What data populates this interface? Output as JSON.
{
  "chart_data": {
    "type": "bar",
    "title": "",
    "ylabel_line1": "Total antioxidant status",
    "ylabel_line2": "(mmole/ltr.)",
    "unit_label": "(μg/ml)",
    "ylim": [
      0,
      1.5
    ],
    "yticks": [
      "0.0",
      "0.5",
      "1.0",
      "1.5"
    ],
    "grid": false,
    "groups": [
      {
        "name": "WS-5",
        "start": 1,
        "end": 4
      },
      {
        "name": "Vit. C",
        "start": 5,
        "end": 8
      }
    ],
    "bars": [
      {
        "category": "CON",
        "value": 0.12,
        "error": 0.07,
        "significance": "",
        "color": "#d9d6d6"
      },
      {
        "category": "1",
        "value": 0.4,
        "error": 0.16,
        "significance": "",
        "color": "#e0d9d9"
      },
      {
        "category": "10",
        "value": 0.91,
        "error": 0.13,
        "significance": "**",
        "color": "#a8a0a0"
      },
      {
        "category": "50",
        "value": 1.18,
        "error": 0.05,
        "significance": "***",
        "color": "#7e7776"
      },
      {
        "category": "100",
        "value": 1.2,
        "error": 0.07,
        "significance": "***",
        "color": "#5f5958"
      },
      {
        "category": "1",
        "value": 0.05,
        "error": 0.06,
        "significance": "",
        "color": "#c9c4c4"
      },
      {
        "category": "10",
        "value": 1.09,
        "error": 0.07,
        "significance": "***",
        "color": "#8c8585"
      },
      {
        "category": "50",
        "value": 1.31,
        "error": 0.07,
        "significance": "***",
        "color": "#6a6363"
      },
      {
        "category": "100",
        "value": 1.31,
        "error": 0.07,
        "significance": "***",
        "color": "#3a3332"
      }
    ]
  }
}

▶ What to do
In the records above, collect each line with "value".

▶ Exercise result
        "value": 0.12,
        "value": 0.4,
        "value": 0.91,
        "value": 1.18,
        "value": 1.2,
        "value": 0.05,
        "value": 1.09,
        "value": 1.31,
        "value": 1.31,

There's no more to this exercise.